[Saved entries]
"""

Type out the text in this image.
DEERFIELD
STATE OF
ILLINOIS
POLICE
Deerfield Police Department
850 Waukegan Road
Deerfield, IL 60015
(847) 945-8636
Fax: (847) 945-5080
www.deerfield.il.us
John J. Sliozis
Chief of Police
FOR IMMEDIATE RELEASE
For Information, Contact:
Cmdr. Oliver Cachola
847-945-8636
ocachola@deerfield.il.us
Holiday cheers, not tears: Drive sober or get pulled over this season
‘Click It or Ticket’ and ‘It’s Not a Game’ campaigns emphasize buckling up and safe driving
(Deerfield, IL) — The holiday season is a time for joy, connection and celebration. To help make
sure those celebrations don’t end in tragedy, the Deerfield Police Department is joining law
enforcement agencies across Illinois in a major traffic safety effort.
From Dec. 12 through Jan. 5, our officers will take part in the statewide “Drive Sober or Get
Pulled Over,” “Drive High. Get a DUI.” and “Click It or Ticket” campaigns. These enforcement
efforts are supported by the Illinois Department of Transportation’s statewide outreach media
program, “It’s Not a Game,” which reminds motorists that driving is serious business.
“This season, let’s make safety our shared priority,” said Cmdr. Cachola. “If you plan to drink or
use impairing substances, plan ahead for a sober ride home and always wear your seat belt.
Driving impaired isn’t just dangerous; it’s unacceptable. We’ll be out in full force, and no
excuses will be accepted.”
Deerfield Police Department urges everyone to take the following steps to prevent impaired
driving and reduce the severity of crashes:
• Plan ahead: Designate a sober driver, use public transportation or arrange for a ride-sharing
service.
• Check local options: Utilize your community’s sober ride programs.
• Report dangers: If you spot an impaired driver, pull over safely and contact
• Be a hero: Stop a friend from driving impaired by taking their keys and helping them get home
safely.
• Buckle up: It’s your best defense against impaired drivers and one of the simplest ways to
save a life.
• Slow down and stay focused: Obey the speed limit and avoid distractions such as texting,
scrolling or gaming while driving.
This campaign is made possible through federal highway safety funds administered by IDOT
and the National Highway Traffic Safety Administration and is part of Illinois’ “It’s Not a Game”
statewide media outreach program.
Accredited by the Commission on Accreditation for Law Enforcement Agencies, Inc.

"""

**Aim of the task:**
Using the listing above, list every line in which the string "outreach" occurs.

**Result of this exercise:**
efforts are supported by the Illinois Department of Transportation’s statewide outreach media
statewide media outreach program.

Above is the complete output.